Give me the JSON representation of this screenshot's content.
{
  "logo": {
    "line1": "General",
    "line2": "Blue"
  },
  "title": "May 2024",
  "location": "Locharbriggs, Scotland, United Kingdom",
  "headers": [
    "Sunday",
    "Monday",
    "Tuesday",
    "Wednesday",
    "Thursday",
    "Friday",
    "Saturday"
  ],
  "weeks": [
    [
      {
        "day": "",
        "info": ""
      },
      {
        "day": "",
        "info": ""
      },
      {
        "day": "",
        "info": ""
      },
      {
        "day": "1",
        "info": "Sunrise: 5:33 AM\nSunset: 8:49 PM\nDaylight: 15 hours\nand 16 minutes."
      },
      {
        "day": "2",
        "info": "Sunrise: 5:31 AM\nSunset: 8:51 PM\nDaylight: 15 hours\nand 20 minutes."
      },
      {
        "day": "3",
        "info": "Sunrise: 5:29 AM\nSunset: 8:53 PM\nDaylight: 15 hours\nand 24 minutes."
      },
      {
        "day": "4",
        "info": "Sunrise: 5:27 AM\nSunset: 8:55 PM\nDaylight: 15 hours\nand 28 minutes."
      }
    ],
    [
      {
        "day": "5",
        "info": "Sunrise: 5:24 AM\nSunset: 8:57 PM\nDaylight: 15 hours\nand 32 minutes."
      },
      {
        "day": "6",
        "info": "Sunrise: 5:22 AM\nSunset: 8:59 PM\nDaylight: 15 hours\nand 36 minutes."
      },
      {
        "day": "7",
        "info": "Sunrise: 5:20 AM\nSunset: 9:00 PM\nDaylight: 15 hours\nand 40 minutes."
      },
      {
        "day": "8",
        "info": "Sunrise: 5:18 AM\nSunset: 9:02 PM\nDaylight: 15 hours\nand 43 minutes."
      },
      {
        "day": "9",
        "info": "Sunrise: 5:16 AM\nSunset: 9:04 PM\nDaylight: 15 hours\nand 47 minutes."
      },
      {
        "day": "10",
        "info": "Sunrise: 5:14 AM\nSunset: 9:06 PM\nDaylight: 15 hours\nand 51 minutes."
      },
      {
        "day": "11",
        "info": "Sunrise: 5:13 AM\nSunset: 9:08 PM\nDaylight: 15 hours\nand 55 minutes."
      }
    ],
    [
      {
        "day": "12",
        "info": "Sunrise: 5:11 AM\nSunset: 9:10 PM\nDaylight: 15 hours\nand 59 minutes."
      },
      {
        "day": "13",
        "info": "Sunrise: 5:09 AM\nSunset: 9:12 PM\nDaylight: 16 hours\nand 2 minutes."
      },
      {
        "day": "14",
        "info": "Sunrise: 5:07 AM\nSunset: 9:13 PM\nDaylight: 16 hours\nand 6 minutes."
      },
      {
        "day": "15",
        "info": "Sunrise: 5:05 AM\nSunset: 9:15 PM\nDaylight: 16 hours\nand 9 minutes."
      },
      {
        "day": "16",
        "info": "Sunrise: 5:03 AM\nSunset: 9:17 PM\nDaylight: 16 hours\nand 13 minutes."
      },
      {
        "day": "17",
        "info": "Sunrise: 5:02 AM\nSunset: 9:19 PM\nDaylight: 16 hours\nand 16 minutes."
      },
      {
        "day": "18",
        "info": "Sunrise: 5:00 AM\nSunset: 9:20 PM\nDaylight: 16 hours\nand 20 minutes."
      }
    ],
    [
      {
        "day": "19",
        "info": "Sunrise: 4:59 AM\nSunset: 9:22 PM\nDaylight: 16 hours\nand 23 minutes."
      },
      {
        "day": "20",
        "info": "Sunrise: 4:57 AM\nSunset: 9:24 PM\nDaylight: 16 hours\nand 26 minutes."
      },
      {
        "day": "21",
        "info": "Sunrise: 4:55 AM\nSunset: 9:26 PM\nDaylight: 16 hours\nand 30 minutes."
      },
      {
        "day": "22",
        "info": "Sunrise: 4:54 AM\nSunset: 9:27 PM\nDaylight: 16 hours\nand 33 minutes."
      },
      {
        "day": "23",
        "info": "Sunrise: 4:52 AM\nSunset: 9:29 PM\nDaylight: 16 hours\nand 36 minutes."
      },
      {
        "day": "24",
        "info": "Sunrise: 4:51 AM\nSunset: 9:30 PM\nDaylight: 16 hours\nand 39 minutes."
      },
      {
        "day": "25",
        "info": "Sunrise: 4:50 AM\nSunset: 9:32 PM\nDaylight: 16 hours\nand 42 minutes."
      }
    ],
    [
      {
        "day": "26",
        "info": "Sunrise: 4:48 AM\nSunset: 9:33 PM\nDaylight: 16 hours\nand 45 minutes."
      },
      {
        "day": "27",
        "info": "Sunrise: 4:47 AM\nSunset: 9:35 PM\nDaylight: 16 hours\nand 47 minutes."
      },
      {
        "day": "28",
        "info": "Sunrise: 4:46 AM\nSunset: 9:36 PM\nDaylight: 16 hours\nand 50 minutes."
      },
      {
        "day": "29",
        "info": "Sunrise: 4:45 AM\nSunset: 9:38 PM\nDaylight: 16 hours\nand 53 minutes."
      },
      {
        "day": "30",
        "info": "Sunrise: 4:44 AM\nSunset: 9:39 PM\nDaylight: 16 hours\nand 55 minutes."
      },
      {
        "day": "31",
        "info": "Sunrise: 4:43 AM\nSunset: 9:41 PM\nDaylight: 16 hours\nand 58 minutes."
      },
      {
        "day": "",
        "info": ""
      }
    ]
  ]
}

_ _ _ _ _ _ _

- **EXERCISE DIRECTIONS**:
Please set down all the data word for word.

- **REPLY TO THE TASK**:
Give me the JSON representation of this screenshot's content.
{
  "logo": {
    "line1": "General",
    "line2": "Blue"
  },
  "title": "May 2024",
  "location": "Locharbriggs, Scotland, United Kingdom",
  "headers": [
    "Sunday",
    "Monday",
    "Tuesday",
    "Wednesday",
    "Thursday",
    "Friday",
    "Saturday"
  ],
  "weeks": [
    [
      {
        "day": "",
        "info": ""
      },
      {
        "day": "",
        "info": ""
      },
      {
        "day": "",
        "info": ""
      },
      {
        "day": "1",
        "info": "Sunrise: 5:33 AM\nSunset: 8:49 PM\nDaylight: 15 hours\nand 16 minutes."
      },
      {
        "day": "2",
        "info": "Sunrise: 5:31 AM\nSunset: 8:51 PM\nDaylight: 15 hours\nand 20 minutes."
      },
      {
        "day": "3",
        "info": "Sunrise: 5:29 AM\nSunset: 8:53 PM\nDaylight: 15 hours\nand 24 minutes."
      },
      {
        "day": "4",
        "info": "Sunrise: 5:27 AM\nSunset: 8:55 PM\nDaylight: 15 hours\nand 28 minutes."
      }
    ],
    [
      {
        "day": "5",
        "info": "Sunrise: 5:24 AM\nSunset: 8:57 PM\nDaylight: 15 hours\nand 32 minutes."
      },
      {
        "day": "6",
        "info": "Sunrise: 5:22 AM\nSunset: 8:59 PM\nDaylight: 15 hours\nand 36 minutes."
      },
      {
        "day": "7",
        "info": "Sunrise: 5:20 AM\nSunset: 9:00 PM\nDaylight: 15 hours\nand 40 minutes."
      },
      {
        "day": "8",
        "info": "Sunrise: 5:18 AM\nSunset: 9:02 PM\nDaylight: 15 hours\nand 43 minutes."
      },
      {
        "day": "9",
        "info": "Sunrise: 5:16 AM\nSunset: 9:04 PM\nDaylight: 15 hours\nand 47 minutes."
      },
      {
        "day": "10",
        "info": "Sunrise: 5:14 AM\nSunset: 9:06 PM\nDaylight: 15 hours\nand 51 minutes."
      },
      {
        "day": "11",
        "info": "Sunrise: 5:13 AM\nSunset: 9:08 PM\nDaylight: 15 hours\nand 55 minutes."
      }
    ],
    [
      {
        "day": "12",
        "info": "Sunrise: 5:11 AM\nSunset: 9:10 PM\nDaylight: 15 hours\nand 59 minutes."
      },
      {
        "day": "13",
        "info": "Sunrise: 5:09 AM\nSunset: 9:12 PM\nDaylight: 16 hours\nand 2 minutes."
      },
      {
        "day": "14",
        "info": "Sunrise: 5:07 AM\nSunset: 9:13 PM\nDaylight: 16 hours\nand 6 minutes."
      },
      {
        "day": "15",
        "info": "Sunrise: 5:05 AM\nSunset: 9:15 PM\nDaylight: 16 hours\nand 9 minutes."
      },
      {
        "day": "16",
        "info": "Sunrise: 5:03 AM\nSunset: 9:17 PM\nDaylight: 16 hours\nand 13 minutes."
      },
      {
        "day": "17",
        "info": "Sunrise: 5:02 AM\nSunset: 9:19 PM\nDaylight: 16 hours\nand 16 minutes."
      },
      {
        "day": "18",
        "info": "Sunrise: 5:00 AM\nSunset: 9:20 PM\nDaylight: 16 hours\nand 20 minutes."
      }
    ],
    [
      {
        "day": "19",
        "info": "Sunrise: 4:59 AM\nSunset: 9:22 PM\nDaylight: 16 hours\nand 23 minutes."
      },
      {
        "day": "20",
        "info": "Sunrise: 4:57 AM\nSunset: 9:24 PM\nDaylight: 16 hours\nand 26 minutes."
      },
      {
        "day": "21",
        "info": "Sunrise: 4:55 AM\nSunset: 9:26 PM\nDaylight: 16 hours\nand 30 minutes."
      },
      {
        "day": "22",
        "info": "Sunrise: 4:54 AM\nSunset: 9:27 PM\nDaylight: 16 hours\nand 33 minutes."
      },
      {
        "day": "23",
        "info": "Sunrise: 4:52 AM\nSunset: 9:29 PM\nDaylight: 16 hours\nand 36 minutes."
      },
      {
        "day": "24",
        "info": "Sunrise: 4:51 AM\nSunset: 9:30 PM\nDaylight: 16 hours\nand 39 minutes."
      },
      {
        "day": "25",
        "info": "Sunrise: 4:50 AM\nSunset: 9:32 PM\nDaylight: 16 hours\nand 42 minutes."
      }
    ],
    [
      {
        "day": "26",
        "info": "Sunrise: 4:48 AM\nSunset: 9:33 PM\nDaylight: 16 hours\nand 45 minutes."
      },
      {
        "day": "27",
        "info": "Sunrise: 4:47 AM\nSunset: 9:35 PM\nDaylight: 16 hours\nand 47 minutes."
      },
      {
        "day": "28",
        "info": "Sunrise: 4:46 AM\nSunset: 9:36 PM\nDaylight: 16 hours\nand 50 minutes."
      },
      {
        "day": "29",
        "info": "Sunrise: 4:45 AM\nSunset: 9:38 PM\nDaylight: 16 hours\nand 53 minutes."
      },
      {
        "day": "30",
        "info": "Sunrise: 4:44 AM\nSunset: 9:39 PM\nDaylight: 16 hours\nand 55 minutes."
      },
      {
        "day": "31",
        "info": "Sunrise: 4:43 AM\nSunset: 9:41 PM\nDaylight: 16 hours\nand 58 minutes."
      },
      {
        "day": "",
        "info": ""
      }
    ]
  ]
}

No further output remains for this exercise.